## Your goal
Keep only the lines of the listing that include the word "Module", and copy them.

(Rows from a figure dataset)
# # #
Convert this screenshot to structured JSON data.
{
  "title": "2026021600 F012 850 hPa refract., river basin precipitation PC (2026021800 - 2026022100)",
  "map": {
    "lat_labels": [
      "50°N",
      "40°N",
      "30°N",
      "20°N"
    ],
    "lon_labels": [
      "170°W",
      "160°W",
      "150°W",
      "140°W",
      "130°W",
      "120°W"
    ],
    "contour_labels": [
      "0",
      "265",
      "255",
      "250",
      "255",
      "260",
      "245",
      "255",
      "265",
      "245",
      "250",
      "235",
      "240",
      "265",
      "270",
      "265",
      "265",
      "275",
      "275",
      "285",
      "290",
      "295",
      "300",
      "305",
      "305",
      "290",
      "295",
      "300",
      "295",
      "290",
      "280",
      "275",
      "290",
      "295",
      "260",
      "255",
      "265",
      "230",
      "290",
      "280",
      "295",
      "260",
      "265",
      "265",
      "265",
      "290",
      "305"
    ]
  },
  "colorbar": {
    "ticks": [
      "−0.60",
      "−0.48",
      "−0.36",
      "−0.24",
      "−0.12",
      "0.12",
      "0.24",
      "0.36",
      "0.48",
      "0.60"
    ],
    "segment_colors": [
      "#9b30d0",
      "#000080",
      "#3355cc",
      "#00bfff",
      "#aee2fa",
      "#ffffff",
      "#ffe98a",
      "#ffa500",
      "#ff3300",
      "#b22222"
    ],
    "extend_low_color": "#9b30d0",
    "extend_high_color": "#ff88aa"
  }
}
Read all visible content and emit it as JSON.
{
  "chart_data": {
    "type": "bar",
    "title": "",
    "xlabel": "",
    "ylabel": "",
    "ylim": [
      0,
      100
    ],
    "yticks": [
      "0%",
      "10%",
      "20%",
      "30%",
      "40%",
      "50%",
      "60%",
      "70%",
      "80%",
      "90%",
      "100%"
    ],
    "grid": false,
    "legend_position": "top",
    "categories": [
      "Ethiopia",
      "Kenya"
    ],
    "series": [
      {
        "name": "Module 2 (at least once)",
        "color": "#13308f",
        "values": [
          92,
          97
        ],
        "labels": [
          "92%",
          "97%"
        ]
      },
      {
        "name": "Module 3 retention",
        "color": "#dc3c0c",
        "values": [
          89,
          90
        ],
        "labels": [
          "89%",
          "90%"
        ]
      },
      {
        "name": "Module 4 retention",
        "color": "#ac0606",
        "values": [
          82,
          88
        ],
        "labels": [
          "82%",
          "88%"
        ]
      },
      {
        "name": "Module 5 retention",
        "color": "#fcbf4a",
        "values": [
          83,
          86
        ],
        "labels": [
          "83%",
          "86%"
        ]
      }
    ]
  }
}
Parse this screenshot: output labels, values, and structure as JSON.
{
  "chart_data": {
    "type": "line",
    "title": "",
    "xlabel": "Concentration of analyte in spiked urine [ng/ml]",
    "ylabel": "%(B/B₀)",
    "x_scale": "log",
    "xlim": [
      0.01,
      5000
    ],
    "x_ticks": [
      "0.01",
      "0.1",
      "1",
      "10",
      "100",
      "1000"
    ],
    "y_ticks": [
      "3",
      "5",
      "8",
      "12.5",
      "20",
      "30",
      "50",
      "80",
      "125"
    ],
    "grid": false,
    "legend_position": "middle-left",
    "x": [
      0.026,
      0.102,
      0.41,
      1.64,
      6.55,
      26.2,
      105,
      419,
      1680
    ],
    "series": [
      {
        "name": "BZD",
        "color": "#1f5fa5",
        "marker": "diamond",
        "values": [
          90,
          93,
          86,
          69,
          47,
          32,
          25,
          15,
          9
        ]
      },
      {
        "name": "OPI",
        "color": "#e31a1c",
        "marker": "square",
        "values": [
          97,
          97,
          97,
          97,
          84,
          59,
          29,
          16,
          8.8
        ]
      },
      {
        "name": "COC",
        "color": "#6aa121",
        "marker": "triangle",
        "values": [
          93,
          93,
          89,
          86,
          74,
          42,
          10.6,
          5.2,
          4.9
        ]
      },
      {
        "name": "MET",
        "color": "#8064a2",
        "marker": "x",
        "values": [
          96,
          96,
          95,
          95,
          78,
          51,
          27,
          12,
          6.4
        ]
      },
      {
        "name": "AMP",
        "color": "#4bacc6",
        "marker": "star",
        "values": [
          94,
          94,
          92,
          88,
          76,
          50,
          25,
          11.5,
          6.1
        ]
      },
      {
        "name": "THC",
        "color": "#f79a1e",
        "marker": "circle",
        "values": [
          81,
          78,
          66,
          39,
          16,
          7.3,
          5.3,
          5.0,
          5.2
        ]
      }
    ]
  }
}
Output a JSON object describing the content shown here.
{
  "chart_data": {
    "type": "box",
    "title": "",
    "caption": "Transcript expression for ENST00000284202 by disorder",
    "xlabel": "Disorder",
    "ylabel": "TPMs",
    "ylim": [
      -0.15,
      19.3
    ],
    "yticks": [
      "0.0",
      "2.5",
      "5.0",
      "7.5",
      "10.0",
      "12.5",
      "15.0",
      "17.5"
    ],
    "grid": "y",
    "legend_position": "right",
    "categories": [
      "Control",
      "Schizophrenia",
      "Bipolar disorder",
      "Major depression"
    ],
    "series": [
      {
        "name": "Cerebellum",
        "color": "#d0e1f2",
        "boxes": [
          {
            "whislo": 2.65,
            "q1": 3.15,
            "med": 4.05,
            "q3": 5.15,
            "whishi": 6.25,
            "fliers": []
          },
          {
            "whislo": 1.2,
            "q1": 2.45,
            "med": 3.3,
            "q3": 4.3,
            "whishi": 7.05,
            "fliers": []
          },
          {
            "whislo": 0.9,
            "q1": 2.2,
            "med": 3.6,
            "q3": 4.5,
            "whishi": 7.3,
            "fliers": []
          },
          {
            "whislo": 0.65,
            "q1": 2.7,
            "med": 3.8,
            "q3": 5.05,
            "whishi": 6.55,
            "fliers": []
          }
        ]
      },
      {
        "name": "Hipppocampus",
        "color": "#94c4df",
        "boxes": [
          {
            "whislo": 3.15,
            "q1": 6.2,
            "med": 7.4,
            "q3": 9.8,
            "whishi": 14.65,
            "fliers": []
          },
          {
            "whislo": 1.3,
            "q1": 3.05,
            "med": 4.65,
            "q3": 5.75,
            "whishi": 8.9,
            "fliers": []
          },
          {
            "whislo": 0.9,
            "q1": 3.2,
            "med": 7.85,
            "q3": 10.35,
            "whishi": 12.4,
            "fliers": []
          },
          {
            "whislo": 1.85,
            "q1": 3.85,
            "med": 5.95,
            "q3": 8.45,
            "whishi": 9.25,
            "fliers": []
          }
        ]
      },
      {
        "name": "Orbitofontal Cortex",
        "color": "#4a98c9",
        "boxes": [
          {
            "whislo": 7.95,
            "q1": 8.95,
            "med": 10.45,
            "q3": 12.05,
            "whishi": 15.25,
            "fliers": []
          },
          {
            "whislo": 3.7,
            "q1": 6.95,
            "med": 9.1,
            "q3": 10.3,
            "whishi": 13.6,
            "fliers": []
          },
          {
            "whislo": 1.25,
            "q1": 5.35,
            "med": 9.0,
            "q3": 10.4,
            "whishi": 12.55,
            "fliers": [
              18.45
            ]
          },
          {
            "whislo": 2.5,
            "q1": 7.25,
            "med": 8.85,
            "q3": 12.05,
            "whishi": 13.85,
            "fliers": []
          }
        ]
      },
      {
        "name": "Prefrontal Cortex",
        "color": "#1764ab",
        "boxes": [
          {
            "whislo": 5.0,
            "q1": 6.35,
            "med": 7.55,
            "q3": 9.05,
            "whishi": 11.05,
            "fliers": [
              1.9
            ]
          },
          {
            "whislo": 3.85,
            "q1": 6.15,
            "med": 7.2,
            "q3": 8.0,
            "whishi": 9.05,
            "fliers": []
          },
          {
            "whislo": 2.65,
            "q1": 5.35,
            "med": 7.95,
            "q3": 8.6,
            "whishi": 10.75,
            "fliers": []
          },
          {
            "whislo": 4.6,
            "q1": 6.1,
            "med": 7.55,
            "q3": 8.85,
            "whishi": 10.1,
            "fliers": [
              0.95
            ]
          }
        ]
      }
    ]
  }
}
# # #
## Written solution
        "name": "Module 2 (at least once)",
        "name": "Module 3 retention",
        "name": "Module 4 retention",
        "name": "Module 5 retention",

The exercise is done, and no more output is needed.